Goal. Show every line in the entries below where the word "Doubly" appears.
▬▬▬▬▬▬▬▬▬▬
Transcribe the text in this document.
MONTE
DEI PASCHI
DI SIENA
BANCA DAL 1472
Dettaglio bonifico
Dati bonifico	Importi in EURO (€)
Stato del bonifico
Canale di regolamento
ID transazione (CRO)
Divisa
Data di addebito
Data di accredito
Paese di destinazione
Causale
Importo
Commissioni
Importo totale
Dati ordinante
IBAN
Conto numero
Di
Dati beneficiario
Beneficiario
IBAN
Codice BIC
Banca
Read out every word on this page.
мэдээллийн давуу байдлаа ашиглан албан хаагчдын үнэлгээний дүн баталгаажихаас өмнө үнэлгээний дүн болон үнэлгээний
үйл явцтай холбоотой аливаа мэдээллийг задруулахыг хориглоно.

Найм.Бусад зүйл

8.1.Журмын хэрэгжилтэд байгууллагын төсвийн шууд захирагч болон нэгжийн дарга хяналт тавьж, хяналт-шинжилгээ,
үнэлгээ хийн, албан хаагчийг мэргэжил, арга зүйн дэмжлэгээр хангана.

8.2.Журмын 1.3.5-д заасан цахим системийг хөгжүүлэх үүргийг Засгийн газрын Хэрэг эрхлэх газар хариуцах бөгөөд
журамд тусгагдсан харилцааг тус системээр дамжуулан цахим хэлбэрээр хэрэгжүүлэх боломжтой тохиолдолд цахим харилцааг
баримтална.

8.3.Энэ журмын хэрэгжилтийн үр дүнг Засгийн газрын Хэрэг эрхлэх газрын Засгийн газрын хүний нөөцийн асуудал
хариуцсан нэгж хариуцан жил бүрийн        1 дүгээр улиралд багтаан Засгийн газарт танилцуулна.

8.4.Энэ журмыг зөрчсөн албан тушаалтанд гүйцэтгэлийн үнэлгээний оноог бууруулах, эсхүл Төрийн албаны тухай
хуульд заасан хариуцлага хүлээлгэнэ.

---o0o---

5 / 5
▬▬▬▬▬▬▬▬▬▬
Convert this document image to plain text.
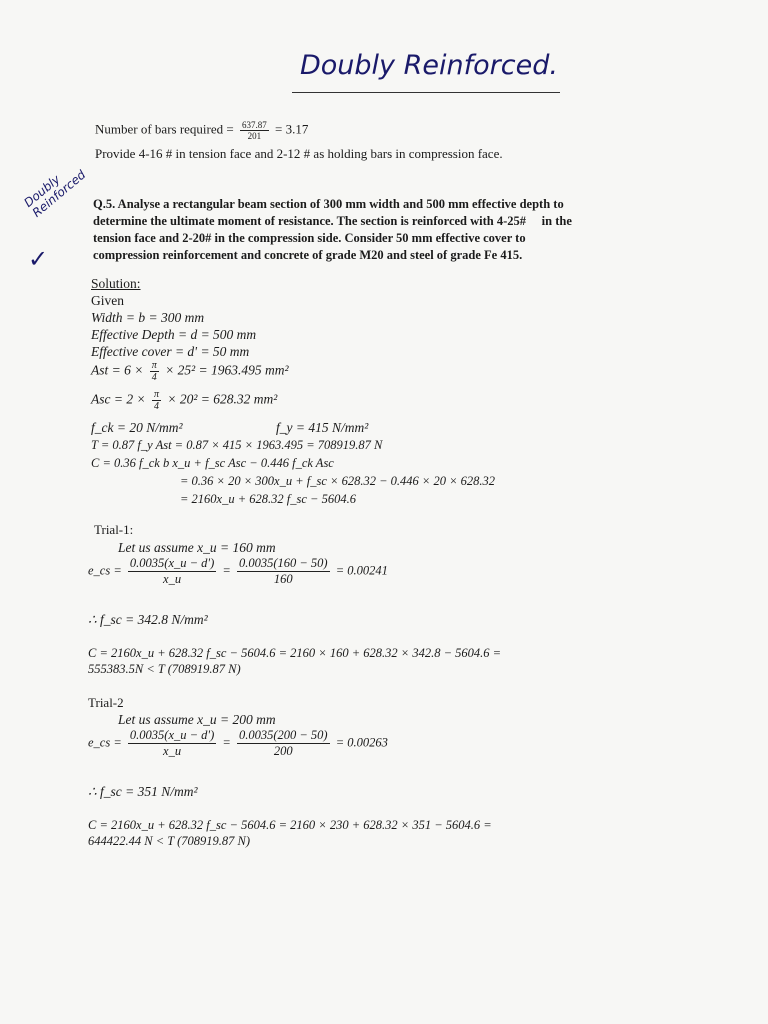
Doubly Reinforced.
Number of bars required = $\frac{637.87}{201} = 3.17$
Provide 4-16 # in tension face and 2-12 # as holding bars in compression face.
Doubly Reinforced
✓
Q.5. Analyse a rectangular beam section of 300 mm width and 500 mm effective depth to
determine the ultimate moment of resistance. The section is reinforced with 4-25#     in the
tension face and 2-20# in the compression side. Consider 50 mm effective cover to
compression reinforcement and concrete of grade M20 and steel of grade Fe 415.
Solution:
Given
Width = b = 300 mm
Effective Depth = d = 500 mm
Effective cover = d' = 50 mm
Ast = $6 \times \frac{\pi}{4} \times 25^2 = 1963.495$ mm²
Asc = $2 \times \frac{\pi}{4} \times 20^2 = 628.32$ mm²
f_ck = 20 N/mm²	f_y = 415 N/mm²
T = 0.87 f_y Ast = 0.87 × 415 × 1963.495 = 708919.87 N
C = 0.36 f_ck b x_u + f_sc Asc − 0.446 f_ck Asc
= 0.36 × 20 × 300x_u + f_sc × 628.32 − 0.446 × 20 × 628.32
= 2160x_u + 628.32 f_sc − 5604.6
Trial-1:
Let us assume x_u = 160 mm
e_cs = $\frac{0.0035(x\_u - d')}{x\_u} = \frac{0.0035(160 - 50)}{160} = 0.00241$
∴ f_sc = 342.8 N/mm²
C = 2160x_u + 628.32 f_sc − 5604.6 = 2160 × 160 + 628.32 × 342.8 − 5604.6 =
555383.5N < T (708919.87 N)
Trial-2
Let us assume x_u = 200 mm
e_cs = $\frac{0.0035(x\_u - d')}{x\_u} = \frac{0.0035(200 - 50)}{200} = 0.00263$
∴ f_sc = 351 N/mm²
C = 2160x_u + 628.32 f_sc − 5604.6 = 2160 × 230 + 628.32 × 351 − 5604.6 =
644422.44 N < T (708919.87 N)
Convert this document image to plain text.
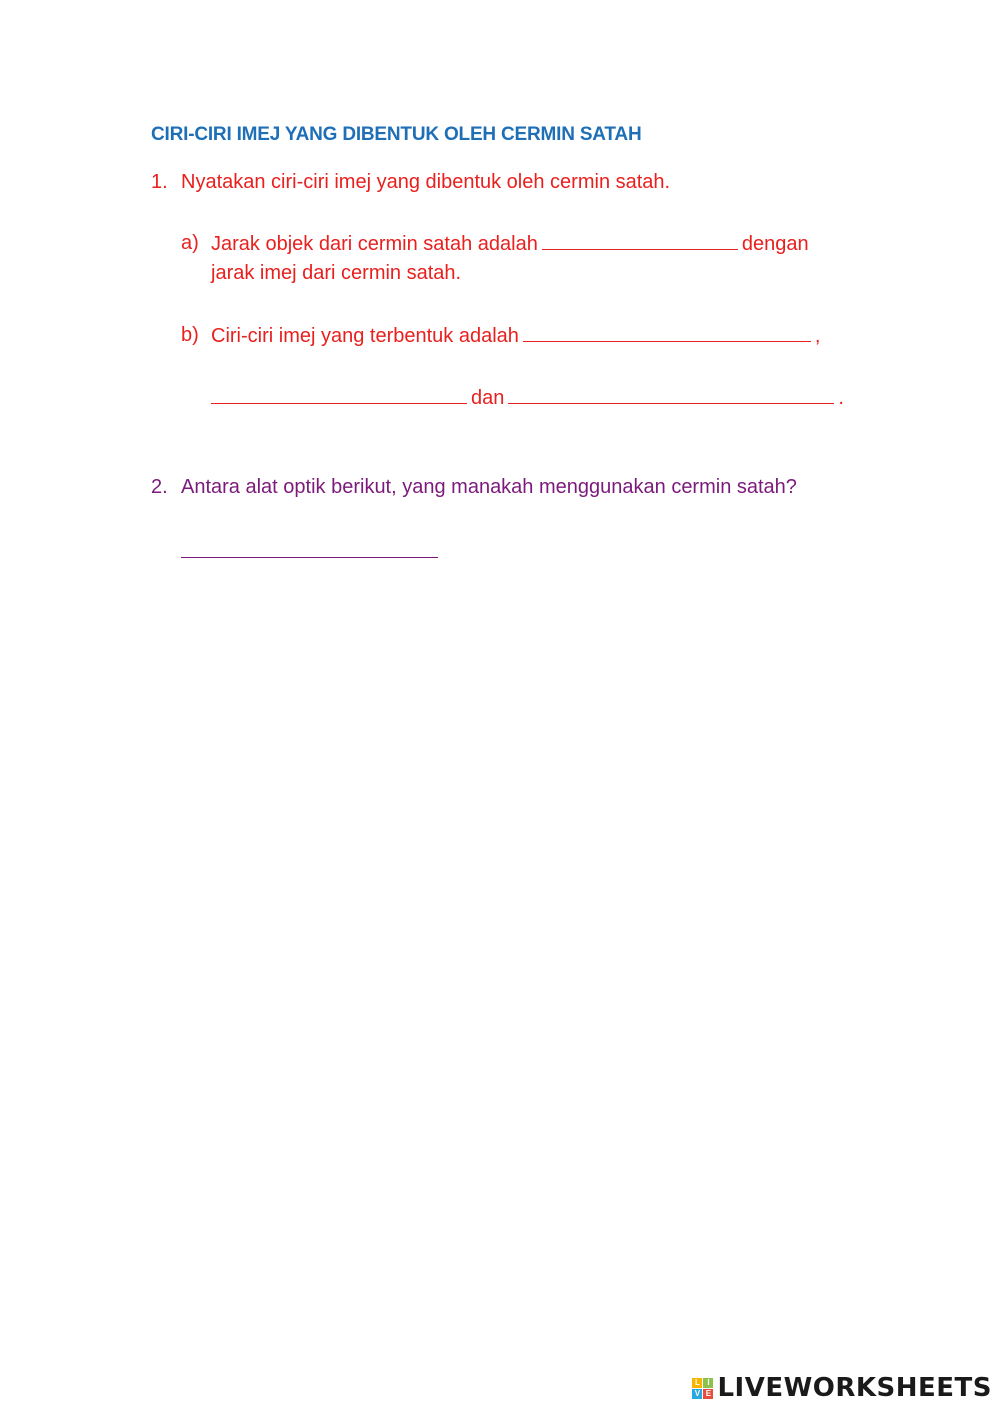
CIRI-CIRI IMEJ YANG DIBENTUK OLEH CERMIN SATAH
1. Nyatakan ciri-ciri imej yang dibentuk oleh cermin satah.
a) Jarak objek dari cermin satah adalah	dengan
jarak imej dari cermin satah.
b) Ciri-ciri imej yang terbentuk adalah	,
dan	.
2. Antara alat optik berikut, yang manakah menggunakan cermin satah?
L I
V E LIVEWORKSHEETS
▬▬▬▬▬▬▬▬▬▬
Task solution.
Doubly Reinforced.
Doubly Reinforced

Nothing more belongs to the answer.